• _Your task_: Copy out all of the material exactly as presented.

Dataset rows:
____

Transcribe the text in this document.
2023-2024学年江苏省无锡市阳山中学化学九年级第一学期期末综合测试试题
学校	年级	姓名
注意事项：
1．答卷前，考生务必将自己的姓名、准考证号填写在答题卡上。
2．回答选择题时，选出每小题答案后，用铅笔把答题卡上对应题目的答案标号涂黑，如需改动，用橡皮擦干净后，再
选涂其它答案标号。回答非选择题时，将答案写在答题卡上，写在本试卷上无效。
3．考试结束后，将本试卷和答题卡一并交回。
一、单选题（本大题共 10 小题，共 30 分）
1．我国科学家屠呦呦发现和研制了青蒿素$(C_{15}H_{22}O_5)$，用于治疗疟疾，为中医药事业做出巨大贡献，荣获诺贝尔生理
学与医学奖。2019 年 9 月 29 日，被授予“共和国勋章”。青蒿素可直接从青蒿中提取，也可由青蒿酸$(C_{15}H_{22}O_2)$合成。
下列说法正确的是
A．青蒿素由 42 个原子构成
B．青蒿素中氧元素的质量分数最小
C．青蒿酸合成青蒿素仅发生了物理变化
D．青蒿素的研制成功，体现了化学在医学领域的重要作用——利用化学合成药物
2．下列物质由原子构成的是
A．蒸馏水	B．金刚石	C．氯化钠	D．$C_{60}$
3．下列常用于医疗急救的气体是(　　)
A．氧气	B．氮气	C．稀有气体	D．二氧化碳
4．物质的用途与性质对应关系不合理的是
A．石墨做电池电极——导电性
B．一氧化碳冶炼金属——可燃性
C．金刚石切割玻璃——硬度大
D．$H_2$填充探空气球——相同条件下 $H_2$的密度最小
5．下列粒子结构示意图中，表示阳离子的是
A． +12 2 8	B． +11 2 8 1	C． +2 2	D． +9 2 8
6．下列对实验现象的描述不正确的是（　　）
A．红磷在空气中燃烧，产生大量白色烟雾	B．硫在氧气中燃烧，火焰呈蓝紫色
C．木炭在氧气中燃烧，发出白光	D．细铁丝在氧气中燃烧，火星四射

____

• _Exercise response_:
Transcribe the text in this document.
2023-2024学年江苏省无锡市阳山中学化学九年级第一学期期末综合测试试题
学校	年级	姓名
注意事项：
1．答卷前，考生务必将自己的姓名、准考证号填写在答题卡上。
2．回答选择题时，选出每小题答案后，用铅笔把答题卡上对应题目的答案标号涂黑，如需改动，用橡皮擦干净后，再
选涂其它答案标号。回答非选择题时，将答案写在答题卡上，写在本试卷上无效。
3．考试结束后，将本试卷和答题卡一并交回。
一、单选题（本大题共 10 小题，共 30 分）
1．我国科学家屠呦呦发现和研制了青蒿素$(C_{15}H_{22}O_5)$，用于治疗疟疾，为中医药事业做出巨大贡献，荣获诺贝尔生理
学与医学奖。2019 年 9 月 29 日，被授予“共和国勋章”。青蒿素可直接从青蒿中提取，也可由青蒿酸$(C_{15}H_{22}O_2)$合成。
下列说法正确的是
A．青蒿素由 42 个原子构成
B．青蒿素中氧元素的质量分数最小
C．青蒿酸合成青蒿素仅发生了物理变化
D．青蒿素的研制成功，体现了化学在医学领域的重要作用——利用化学合成药物
2．下列物质由原子构成的是
A．蒸馏水	B．金刚石	C．氯化钠	D．$C_{60}$
3．下列常用于医疗急救的气体是(　　)
A．氧气	B．氮气	C．稀有气体	D．二氧化碳
4．物质的用途与性质对应关系不合理的是
A．石墨做电池电极——导电性
B．一氧化碳冶炼金属——可燃性
C．金刚石切割玻璃——硬度大
D．$H_2$填充探空气球——相同条件下 $H_2$的密度最小
5．下列粒子结构示意图中，表示阳离子的是
A． +12 2 8	B． +11 2 8 1	C． +2 2	D． +9 2 8
6．下列对实验现象的描述不正确的是（　　）
A．红磷在空气中燃烧，产生大量白色烟雾	B．硫在氧气中燃烧，火焰呈蓝紫色
C．木炭在氧气中燃烧，发出白光	D．细铁丝在氧气中燃烧，火星四射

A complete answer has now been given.